An Analysis of THE TRAGEDY OF OTHELLO, THE MOOR OF VENICE – by Joseph Suglia

CLICK ABOVE TO READ MY MASTERPIECE TABLE 41!

An Analysis of The Tragedy of Othello, the Moor of Venice (Shakespeare) by Joseph Suglia

PART ONE

A question that arises in the minds of readers of The Tragedy of Othello, the Moor of Venice is inescapably the following: “Why does Iago have a pathological hatred for Othello?”  Well, why does anyone hate anyone?  Why does anyone love anyone?  The sources of hatred, as of love, are largely unconscious.  Hatred and love are not the products of conscious agency.  They are feelings that appear inexplicably in the mind.  The unconscious sources of human behavior can be marked in literature, however.  We are dealing here with a literary fabrication, a figure made of paper and ink, not a human being, and there might be textual clues that would explain Iago’s seething hatred for Othello.

There seem to be four hypotheses for the grounds of Iago’s vehement antipathy toward Othello:

  • Iago resents Othello for choosing Michael Cassio as his lieutenant.

Othello passes over Iago for promotion to lieutenant and instead selects him as his ensign or “ancient.”  He becomes someone who delivers Othello’s letters and carries his luggage.  Iago inveighs against the election of Cassio, whom he considers someone who has a merely theoretical knowledge of the science of death, a “great arithmetician… [t]hat never set a squadron in the field / Nor the division of a battle knows / More than a spinster” [I:i].  And yet Othello does raise Iago to the lieutenancy in Act Three, Scene Three.  Why, then, would Iago continue to hold a grudge?

  • Iago abominates Othello because he suspects that Othello has slept with his wife, Emilia.

This is mere rumor, and Iago knows that the rumor is probably a canard: “I hate the Moor / And it is thought abroad that ’twixt my sheets / He’s done my office. I know not if’t be true, / But I for mere suspicion in that kind / Will do as if for surety” [I:iii].  Iago admits that he has no evidence to support this hypothesis, and it doesn’t matter to him one way or the other whether Othello has cuckolded him.  Iago seizes upon the rumor as a pretext for his boundless negativity.

  • Iago is sexually jealous of Othello.  He is desirous of Desdemona, Othello’s wife.

This interpretation is not altogether without evidence, but it is not a comprehensive interpretation.  If Iago is sexually possessive of Desdemona, why, then, would he offer her to Roderigo?: “[T]hou shalt enjoy her—therefore make money” [I:iii].

Iago makes his lust for Desdemona plain in the following lines: “Now I do love her too, / Not out of absolute lust—though peradventure / I stand accountant for as great a sin— / But partly led to diet my revenge, / For that I do suspect the lusty Moor / Hath leaped into my seat, the thought whereof / Doth like a poisonous mineral gnaw my inwards…” [II:i].  This passage makes it clear that “love,” for the immoralist Iago, is the mere scion of lust and that his desire for Desdemona is really the desire to screw Othello over.  He cannot bear the thought that Othello has “leaped into his seat”—which is to say that Iago’s rivalrous-emulous identification with Othello takes precedence over his carnal interest in Desdemona.

  • Iago despises Othello for his race.

++++++++++++++++++++

Reproduce the stretch of the Othello analysis from "Iago makes his" through "for his race.", substituting "cynic" for "immoralist".

# Data excerpt
++++++++++++++++++++

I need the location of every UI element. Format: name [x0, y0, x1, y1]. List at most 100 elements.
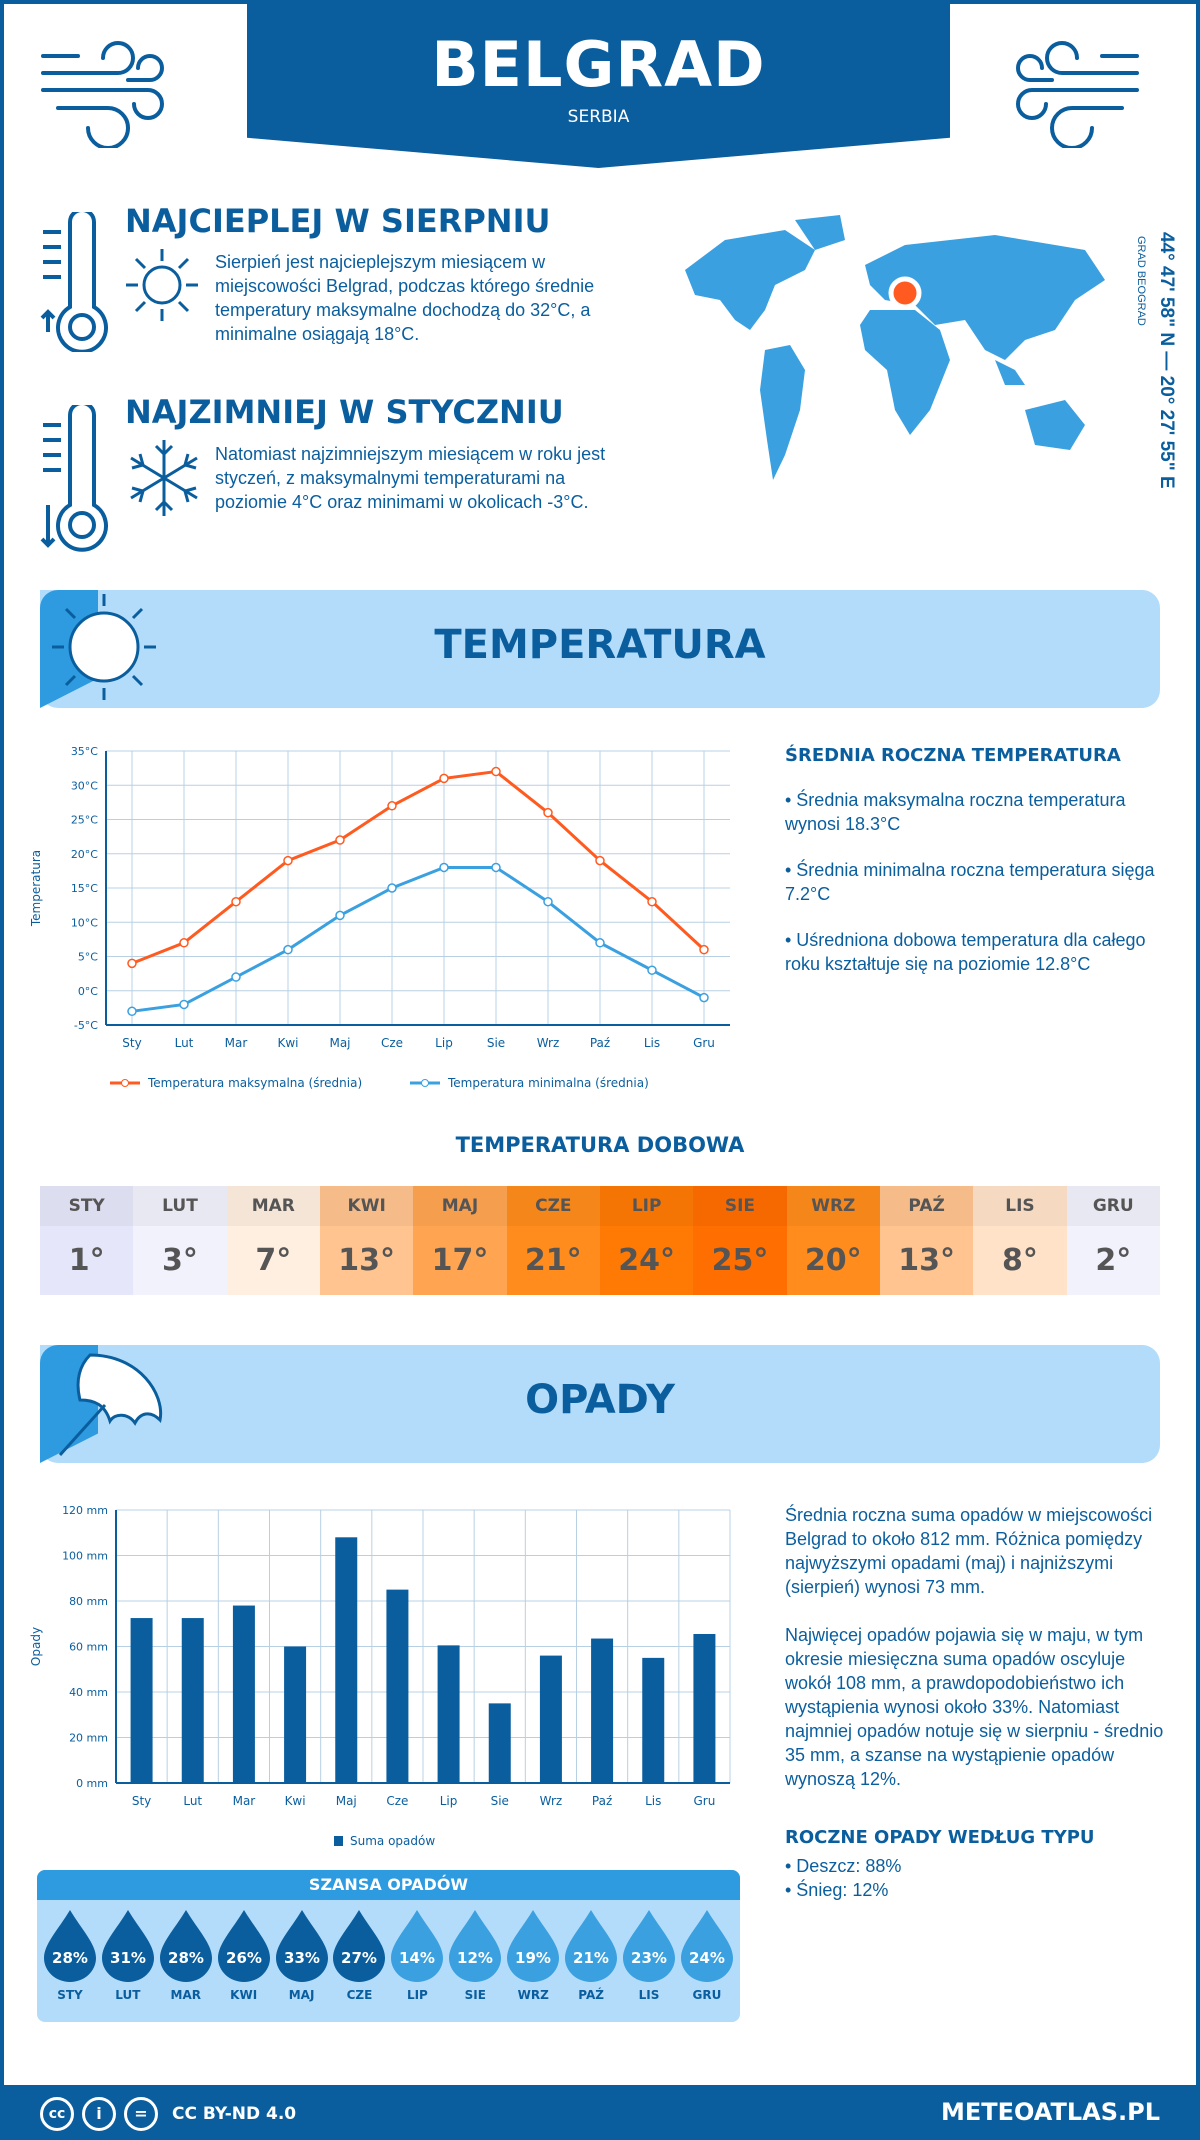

++++++++++++++++++++

# Response to this exercise
Iago makes his lust for Desdemona plain in the following lines: “Now I do love her too, / Not out of absolute lust—though peradventure / I stand accountant for as great a sin— / But partly led to diet my revenge, / For that I do suspect the lusty Moor / Hath leaped into my seat, the thought whereof / Doth like a poisonous mineral gnaw my inwards…” [II:i].  This passage makes it clear that “love,” for the cynic Iago, is the mere scion of lust and that his desire for Desdemona is really the desire to screw Othello over.  He cannot bear the thought that Othello has “leaped into his seat”—which is to say that Iago’s rivalrous-emulous identification with Othello takes precedence over his carnal interest in Desdemona.

  • Iago despises Othello for his race.